Filter the entries, keeping every line with the word "Morgan".
Top of Supplied material
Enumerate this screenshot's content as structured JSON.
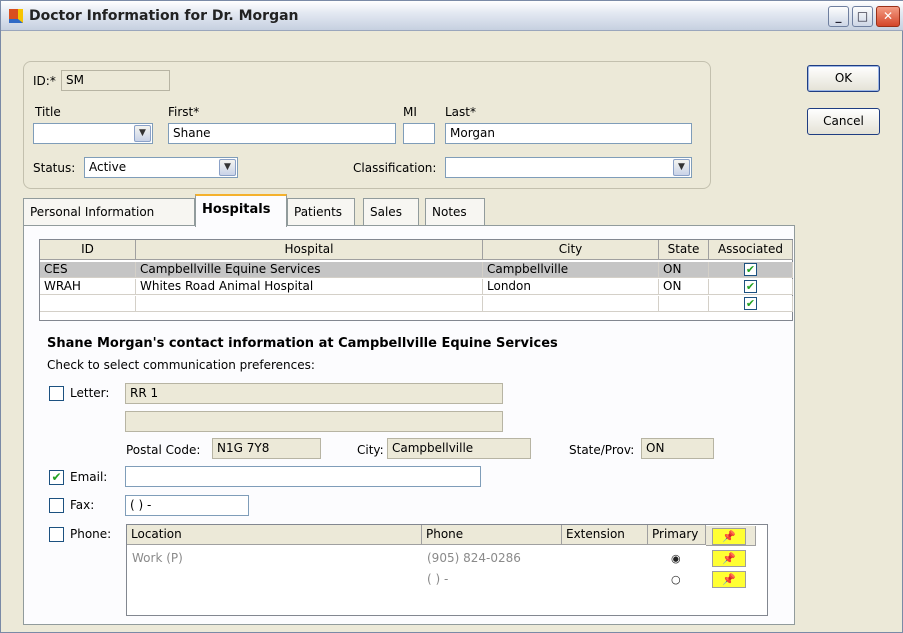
{
  "window": {
    "title": "Doctor Information for Dr. Morgan",
    "controls": {
      "minimize": "_",
      "maximize": "□",
      "close": "✕"
    }
  },
  "header": {
    "id_label": "ID:*",
    "id_value": "SM",
    "title_label": "Title",
    "title_value": "",
    "first_label": "First*",
    "first_value": "Shane",
    "mi_label": "MI",
    "mi_value": "",
    "last_label": "Last*",
    "last_value": "Morgan",
    "status_label": "Status:",
    "status_value": "Active",
    "classification_label": "Classification:",
    "classification_value": ""
  },
  "buttons": {
    "ok": "OK",
    "cancel": "Cancel"
  },
  "tabs": [
    {
      "label": "Personal Information",
      "active": false
    },
    {
      "label": "Hospitals",
      "active": true
    },
    {
      "label": "Patients",
      "active": false
    },
    {
      "label": "Sales",
      "active": false
    },
    {
      "label": "Notes",
      "active": false
    }
  ],
  "hospitals_table": {
    "columns": [
      "ID",
      "Hospital",
      "City",
      "State",
      "Associated"
    ],
    "rows": [
      {
        "id": "CES",
        "hospital": "Campbellville Equine Services",
        "city": "Campbellville",
        "state": "ON",
        "associated": true,
        "selected": true
      },
      {
        "id": "WRAH",
        "hospital": "Whites Road Animal Hospital",
        "city": "London",
        "state": "ON",
        "associated": true,
        "selected": false
      },
      {
        "id": "",
        "hospital": "",
        "city": "",
        "state": "",
        "associated": true,
        "selected": false
      }
    ]
  },
  "contact": {
    "heading": "Shane Morgan's contact information at Campbellville Equine Services",
    "instructions": "Check to select communication preferences:",
    "letter_label": "Letter:",
    "letter_checked": false,
    "address_line1": "RR 1",
    "address_line2": "",
    "postal_label": "Postal Code:",
    "postal_value": "N1G 7Y8",
    "city_label": "City:",
    "city_value": "Campbellville",
    "state_label": "State/Prov:",
    "state_value": "ON",
    "email_label": "Email:",
    "email_checked": true,
    "email_value": "",
    "fax_label": "Fax:",
    "fax_checked": false,
    "fax_value": "( )  -",
    "phone_label": "Phone:",
    "phone_checked": false
  },
  "phone_table": {
    "columns": [
      "Location",
      "Phone",
      "Extension",
      "Primary"
    ],
    "rows": [
      {
        "location": "Work (P)",
        "phone": "(905) 824-0286",
        "extension": "",
        "primary": true
      },
      {
        "location": "",
        "phone": "( )  -",
        "extension": "",
        "primary": false
      }
    ]
  },
  "icons": {
    "checkbox_checked": "✔",
    "combo": "▼",
    "pin": "📌",
    "radio_on": "◉",
    "radio_off": "○"
  }
}
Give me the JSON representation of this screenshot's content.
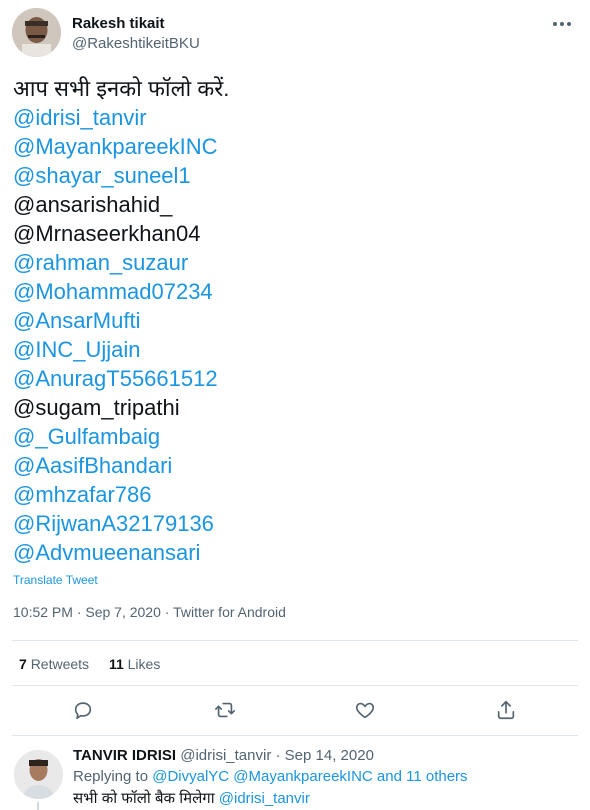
{
  "tweet": {
    "author": {
      "name": "Rakesh tikait",
      "handle": "@RakeshtikeitBKU"
    },
    "text_lines": [
      {
        "text": "आप सभी इनको फॉलो करें.",
        "mention": false
      },
      {
        "text": "@idrisi_tanvir",
        "mention": true
      },
      {
        "text": "@MayankpareekINC",
        "mention": true
      },
      {
        "text": "@shayar_suneel1",
        "mention": true
      },
      {
        "text": "@ansarishahid_",
        "mention": false
      },
      {
        "text": "@Mrnaseerkhan04",
        "mention": false
      },
      {
        "text": "@rahman_suzaur",
        "mention": true
      },
      {
        "text": "@Mohammad07234",
        "mention": true
      },
      {
        "text": "@AnsarMufti",
        "mention": true
      },
      {
        "text": "@INC_Ujjain",
        "mention": true
      },
      {
        "text": "@AnuragT55661512",
        "mention": true
      },
      {
        "text": "@sugam_tripathi",
        "mention": false
      },
      {
        "text": "@_Gulfambaig",
        "mention": true
      },
      {
        "text": "@AasifBhandari",
        "mention": true
      },
      {
        "text": "@mhzafar786",
        "mention": true
      },
      {
        "text": "@RijwanA32179136",
        "mention": true
      },
      {
        "text": "@Advmueenansari",
        "mention": true
      }
    ],
    "translate_label": "Translate Tweet",
    "meta": "10:52 PM · Sep 7, 2020 · Twitter for Android",
    "stats": {
      "retweets_count": "7",
      "retweets_label": "Retweets",
      "likes_count": "11",
      "likes_label": "Likes"
    },
    "actions": [
      {
        "name": "reply-icon"
      },
      {
        "name": "retweet-icon"
      },
      {
        "name": "like-icon"
      },
      {
        "name": "share-icon"
      }
    ],
    "link_color": "#1b95e0"
  },
  "reply": {
    "author_name": "TANVIR IDRISI",
    "author_handle": "@idrisi_tanvir",
    "separator": "·",
    "date": "Sep 14, 2020",
    "replying_prefix": "Replying to",
    "replying_to_1": "@DivyalYC",
    "replying_to_2": "@MayankpareekINC",
    "replying_and": "and",
    "replying_others": "11 others",
    "text": "सभी को फॉलो बैक मिलेगा",
    "text_mention": "@idrisi_tanvir"
  }
}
Bottom of Supplied material
[Output for this exercise]
    "title": "Doctor Information for Dr. Morgan",
    "last_value": "Morgan",
    "heading": "Shane Morgan's contact information at Campbellville Equine Services",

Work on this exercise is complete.